(TASK TO CARRY OUT)
Find every line with the word "audio" and report how many there are, without any other text.

* BEGIN INPUT RECORDS *

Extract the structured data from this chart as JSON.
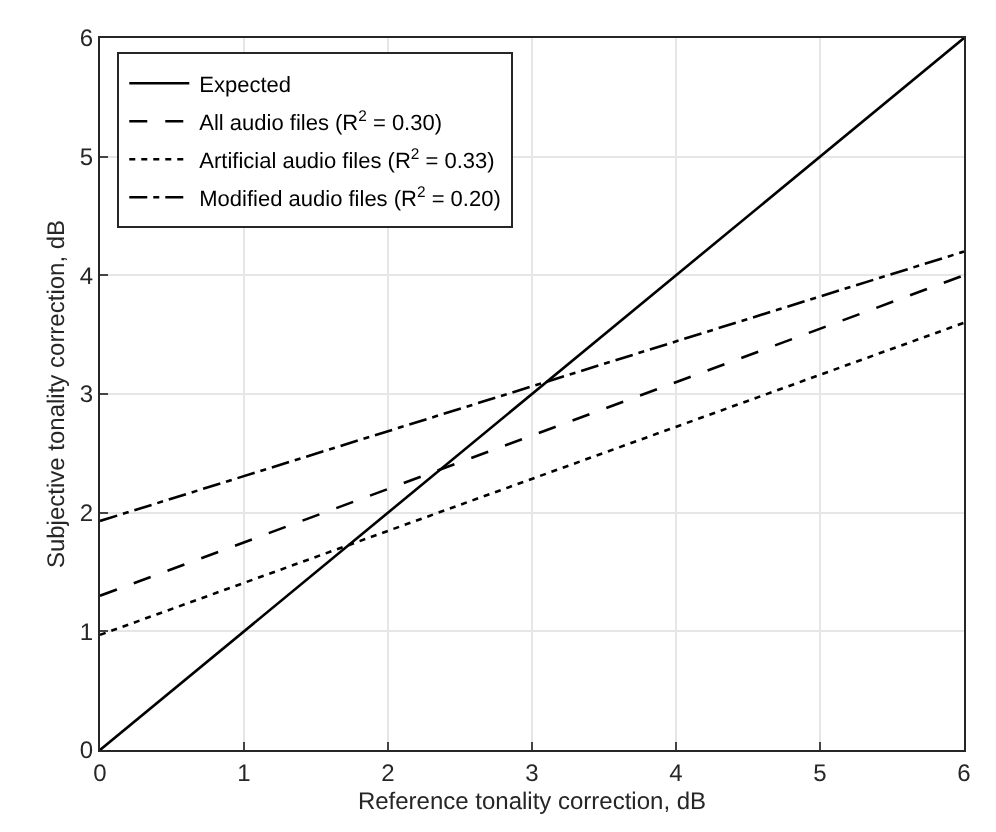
{
  "chart_data": {
    "type": "line",
    "xlabel": "Reference tonality correction, dB",
    "ylabel": "Subjective tonality correction, dB",
    "x": [
      0,
      6
    ],
    "xlim": [
      0,
      6
    ],
    "ylim": [
      0,
      6
    ],
    "xticks": [
      0,
      1,
      2,
      3,
      4,
      5,
      6
    ],
    "yticks": [
      0,
      1,
      2,
      3,
      4,
      5,
      6
    ],
    "grid": true,
    "legend": "top left",
    "marker": "none",
    "series": [
      {
        "name": "Expected",
        "color": "#000000",
        "values": [
          0,
          6
        ],
        "line_style": "solid"
      },
      {
        "name": "All audio files (R$^{2}$ = 0.30)",
        "color": "#000000",
        "values": [
          1.3,
          4.0
        ],
        "line_style": "dashed"
      },
      {
        "name": "Artificial audio files (R$^{2}$ = 0.33)",
        "color": "#000000",
        "values": [
          0.97,
          3.6
        ],
        "line_style": "dotted"
      },
      {
        "name": "Modified audio files (R$^{2}$ = 0.20)",
        "color": "#000000",
        "values": [
          1.93,
          4.2
        ],
        "line_style": "dashdot"
      }
    ]
  }
}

* END INPUT RECORDS *

(THE COMPLETED TASK)
3